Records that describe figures
++++++

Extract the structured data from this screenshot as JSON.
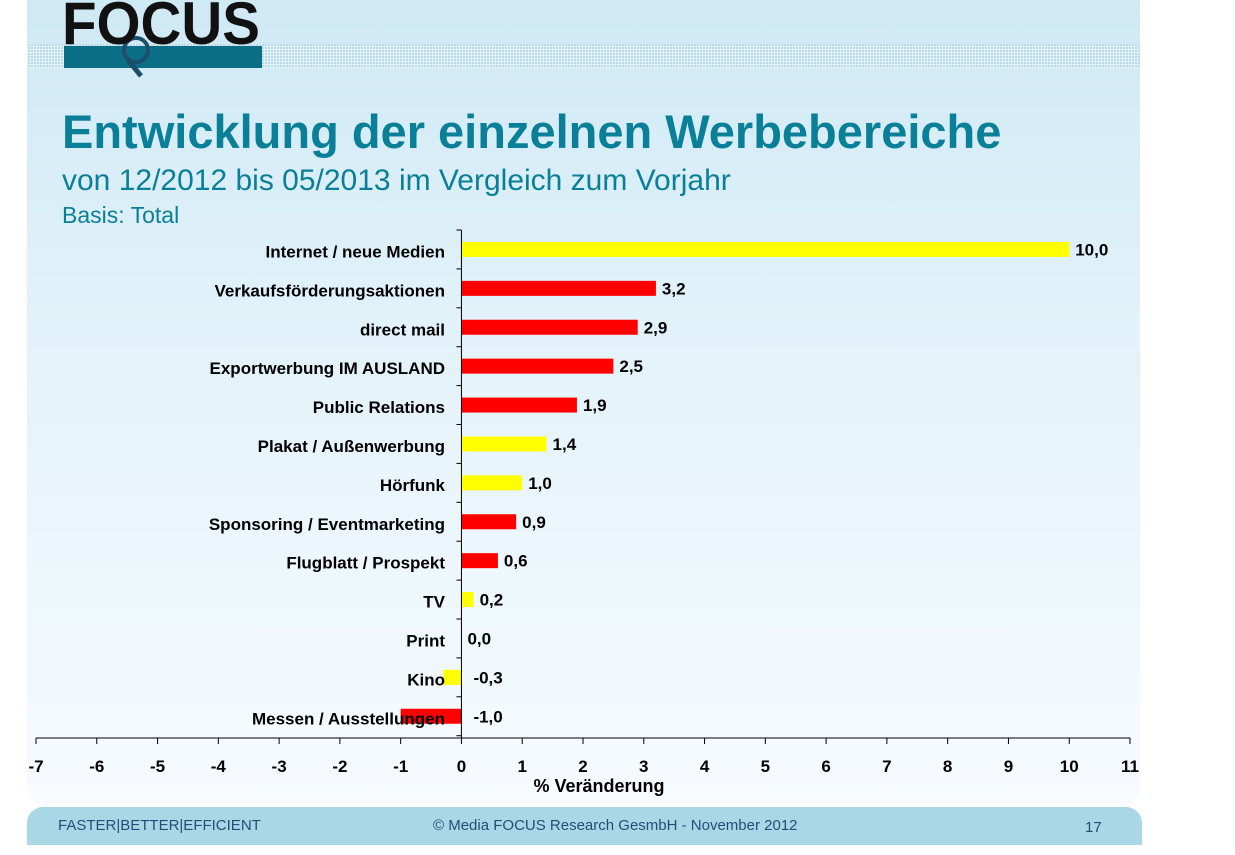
{
  "header": {
    "logo_text": "FOCUS",
    "title": "Entwicklung der einzelnen Werbebereiche",
    "subtitle": "von 12/2012 bis 05/2013 im Vergleich zum Vorjahr",
    "basis": "Basis: Total"
  },
  "colors": {
    "title": "#0a7f98",
    "bar_red": "#ff0000",
    "bar_yellow": "#ffff00",
    "footer_bg": "#a9d7e5"
  },
  "chart_data": {
    "type": "bar",
    "orientation": "horizontal",
    "categories": [
      "Internet / neue Medien",
      "Verkaufsförderungsaktionen",
      "direct mail",
      "Exportwerbung IM AUSLAND",
      "Public Relations",
      "Plakat / Außenwerbung",
      "Hörfunk",
      "Sponsoring / Eventmarketing",
      "Flugblatt / Prospekt",
      "TV",
      "Print",
      "Kino",
      "Messen / Ausstellungen"
    ],
    "values": [
      10.0,
      3.2,
      2.9,
      2.5,
      1.9,
      1.4,
      1.0,
      0.9,
      0.6,
      0.2,
      0.0,
      -0.3,
      -1.0
    ],
    "value_labels": [
      "10,0",
      "3,2",
      "2,9",
      "2,5",
      "1,9",
      "1,4",
      "1,0",
      "0,9",
      "0,6",
      "0,2",
      "0,0",
      "-0,3",
      "-1,0"
    ],
    "bar_colors": [
      "yellow",
      "red",
      "red",
      "red",
      "red",
      "yellow",
      "yellow",
      "red",
      "red",
      "yellow",
      "yellow",
      "yellow",
      "red"
    ],
    "xlabel": "% Veränderung",
    "xlim": [
      -7,
      11
    ],
    "xticks": [
      -7,
      -6,
      -5,
      -4,
      -3,
      -2,
      -1,
      0,
      1,
      2,
      3,
      4,
      5,
      6,
      7,
      8,
      9,
      10,
      11
    ],
    "legend": "none",
    "grid": false
  },
  "footer": {
    "left": "FASTER|BETTER|EFFICIENT",
    "center": "© Media FOCUS Research GesmbH - November 2012",
    "page": "17"
  }
}
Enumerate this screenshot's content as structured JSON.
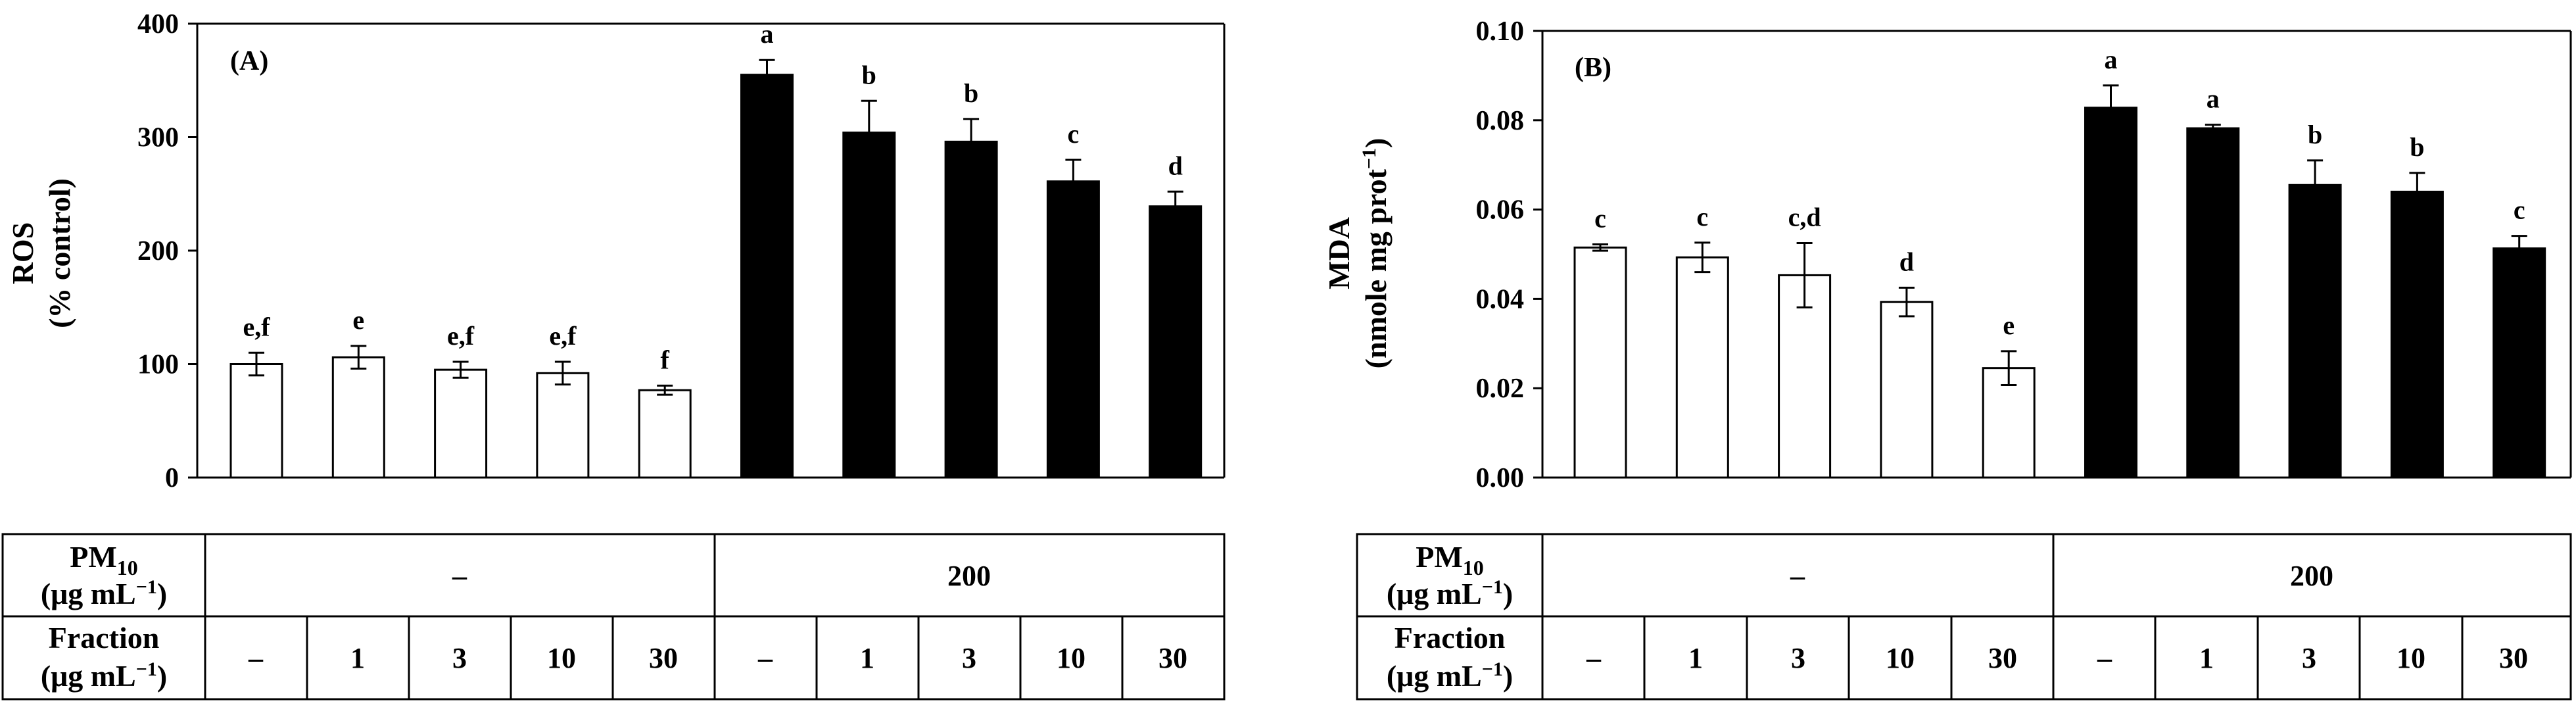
{
  "chart_data": [
    {
      "type": "bar",
      "panel_label": "(A)",
      "ylabel_line1": "ROS",
      "ylabel_line2": "(% control)",
      "ylim": [
        0,
        400
      ],
      "yticks": [
        "0",
        "100",
        "200",
        "300",
        "400"
      ],
      "categories": [
        "PM10 –, Fraction –",
        "PM10 –, Fraction 1",
        "PM10 –, Fraction 3",
        "PM10 –, Fraction 10",
        "PM10 –, Fraction 30",
        "PM10 200, Fraction –",
        "PM10 200, Fraction 1",
        "PM10 200, Fraction 3",
        "PM10 200, Fraction 10",
        "PM10 200, Fraction 30"
      ],
      "values": [
        100,
        106,
        95,
        92,
        77,
        355,
        304,
        296,
        261,
        239
      ],
      "errors": [
        10,
        10,
        7,
        10,
        4,
        13,
        28,
        20,
        19,
        13
      ],
      "fills": [
        "#ffffff",
        "#ffffff",
        "#ffffff",
        "#ffffff",
        "#ffffff",
        "#000000",
        "#000000",
        "#000000",
        "#000000",
        "#000000"
      ],
      "significance_letters": [
        "e,f",
        "e",
        "e,f",
        "e,f",
        "f",
        "a",
        "b",
        "b",
        "c",
        "d"
      ]
    },
    {
      "type": "bar",
      "panel_label": "(B)",
      "ylabel_line1": "MDA",
      "ylabel_line2_pre": "(nmole mg prot",
      "ylabel_line2_sup": "−1",
      "ylabel_line2_post": ")",
      "ylim": [
        0,
        0.1
      ],
      "yticks": [
        "0.00",
        "0.02",
        "0.04",
        "0.06",
        "0.08",
        "0.10"
      ],
      "categories": [
        "PM10 –, Fraction –",
        "PM10 –, Fraction 1",
        "PM10 –, Fraction 3",
        "PM10 –, Fraction 10",
        "PM10 –, Fraction 30",
        "PM10 200, Fraction –",
        "PM10 200, Fraction 1",
        "PM10 200, Fraction 3",
        "PM10 200, Fraction 10",
        "PM10 200, Fraction 30"
      ],
      "values": [
        0.0515,
        0.0493,
        0.0453,
        0.0393,
        0.0245,
        0.0828,
        0.0782,
        0.0655,
        0.064,
        0.0513
      ],
      "errors": [
        0.0007,
        0.0033,
        0.0072,
        0.0032,
        0.0038,
        0.005,
        0.0008,
        0.0055,
        0.0042,
        0.0028
      ],
      "fills": [
        "#ffffff",
        "#ffffff",
        "#ffffff",
        "#ffffff",
        "#ffffff",
        "#000000",
        "#000000",
        "#000000",
        "#000000",
        "#000000"
      ],
      "significance_letters": [
        "c",
        "c",
        "c,d",
        "d",
        "e",
        "a",
        "a",
        "b",
        "b",
        "c"
      ]
    }
  ],
  "table": {
    "pm_label": "PM",
    "pm_sub": "10",
    "unit_pre": "(μg mL",
    "unit_sup": "−1",
    "unit_post": ")",
    "fraction_label": "Fraction",
    "pm_groups": [
      "–",
      "200"
    ],
    "fractions": [
      "–",
      "1",
      "3",
      "10",
      "30",
      "–",
      "1",
      "3",
      "10",
      "30"
    ]
  }
}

++++++

Pictures are to be left out; all else in the entries above is to be quoted exactly.

Extract the structured data from this screenshot as JSON.
{
  "header": {
    "logo_text": "FOCUS",
    "title": "Entwicklung der einzelnen Werbebereiche",
    "subtitle": "von 12/2012 bis 05/2013 im Vergleich zum Vorjahr",
    "basis": "Basis: Total"
  },
  "colors": {
    "title": "#0a7f98",
    "bar_red": "#ff0000",
    "bar_yellow": "#ffff00",
    "footer_bg": "#a9d7e5"
  },
  "chart_data": {
    "type": "bar",
    "orientation": "horizontal",
    "categories": [
      "Internet / neue Medien",
      "Verkaufsförderungsaktionen",
      "direct mail",
      "Exportwerbung IM AUSLAND",
      "Public Relations",
      "Plakat / Außenwerbung",
      "Hörfunk",
      "Sponsoring / Eventmarketing",
      "Flugblatt / Prospekt",
      "TV",
      "Print",
      "Kino",
      "Messen / Ausstellungen"
    ],
    "values": [
      10.0,
      3.2,
      2.9,
      2.5,
      1.9,
      1.4,
      1.0,
      0.9,
      0.6,
      0.2,
      0.0,
      -0.3,
      -1.0
    ],
    "value_labels": [
      "10,0",
      "3,2",
      "2,9",
      "2,5",
      "1,9",
      "1,4",
      "1,0",
      "0,9",
      "0,6",
      "0,2",
      "0,0",
      "-0,3",
      "-1,0"
    ],
    "bar_colors": [
      "yellow",
      "red",
      "red",
      "red",
      "red",
      "yellow",
      "yellow",
      "red",
      "red",
      "yellow",
      "yellow",
      "yellow",
      "red"
    ],
    "xlabel": "% Veränderung",
    "xlim": [
      -7,
      11
    ],
    "xticks": [
      -7,
      -6,
      -5,
      -4,
      -3,
      -2,
      -1,
      0,
      1,
      2,
      3,
      4,
      5,
      6,
      7,
      8,
      9,
      10,
      11
    ],
    "legend": "none",
    "grid": false
  },
  "footer": {
    "left": "FASTER|BETTER|EFFICIENT",
    "center": "© Media FOCUS Research GesmbH - November 2012",
    "page": "17"
  }
}
Enumerate this screenshot's content as structured JSON.
{
  "chart_data": [
    {
      "type": "bar",
      "panel_label": "(A)",
      "ylabel_line1": "ROS",
      "ylabel_line2": "(% control)",
      "ylim": [
        0,
        400
      ],
      "yticks": [
        "0",
        "100",
        "200",
        "300",
        "400"
      ],
      "categories": [
        "PM10 –, Fraction –",
        "PM10 –, Fraction 1",
        "PM10 –, Fraction 3",
        "PM10 –, Fraction 10",
        "PM10 –, Fraction 30",
        "PM10 200, Fraction –",
        "PM10 200, Fraction 1",
        "PM10 200, Fraction 3",
        "PM10 200, Fraction 10",
        "PM10 200, Fraction 30"
      ],
      "values": [
        100,
        106,
        95,
        92,
        77,
        355,
        304,
        296,
        261,
        239
      ],
      "errors": [
        10,
        10,
        7,
        10,
        4,
        13,
        28,
        20,
        19,
        13
      ],
      "fills": [
        "#ffffff",
        "#ffffff",
        "#ffffff",
        "#ffffff",
        "#ffffff",
        "#000000",
        "#000000",
        "#000000",
        "#000000",
        "#000000"
      ],
      "significance_letters": [
        "e,f",
        "e",
        "e,f",
        "e,f",
        "f",
        "a",
        "b",
        "b",
        "c",
        "d"
      ]
    },
    {
      "type": "bar",
      "panel_label": "(B)",
      "ylabel_line1": "MDA",
      "ylabel_line2_pre": "(nmole mg prot",
      "ylabel_line2_sup": "−1",
      "ylabel_line2_post": ")",
      "ylim": [
        0,
        0.1
      ],
      "yticks": [
        "0.00",
        "0.02",
        "0.04",
        "0.06",
        "0.08",
        "0.10"
      ],
      "categories": [
        "PM10 –, Fraction –",
        "PM10 –, Fraction 1",
        "PM10 –, Fraction 3",
        "PM10 –, Fraction 10",
        "PM10 –, Fraction 30",
        "PM10 200, Fraction –",
        "PM10 200, Fraction 1",
        "PM10 200, Fraction 3",
        "PM10 200, Fraction 10",
        "PM10 200, Fraction 30"
      ],
      "values": [
        0.0515,
        0.0493,
        0.0453,
        0.0393,
        0.0245,
        0.0828,
        0.0782,
        0.0655,
        0.064,
        0.0513
      ],
      "errors": [
        0.0007,
        0.0033,
        0.0072,
        0.0032,
        0.0038,
        0.005,
        0.0008,
        0.0055,
        0.0042,
        0.0028
      ],
      "fills": [
        "#ffffff",
        "#ffffff",
        "#ffffff",
        "#ffffff",
        "#ffffff",
        "#000000",
        "#000000",
        "#000000",
        "#000000",
        "#000000"
      ],
      "significance_letters": [
        "c",
        "c",
        "c,d",
        "d",
        "e",
        "a",
        "a",
        "b",
        "b",
        "c"
      ]
    }
  ],
  "table": {
    "pm_label": "PM",
    "pm_sub": "10",
    "unit_pre": "(μg mL",
    "unit_sup": "−1",
    "unit_post": ")",
    "fraction_label": "Fraction",
    "pm_groups": [
      "–",
      "200"
    ],
    "fractions": [
      "–",
      "1",
      "3",
      "10",
      "30",
      "–",
      "1",
      "3",
      "10",
      "30"
    ]
  }
}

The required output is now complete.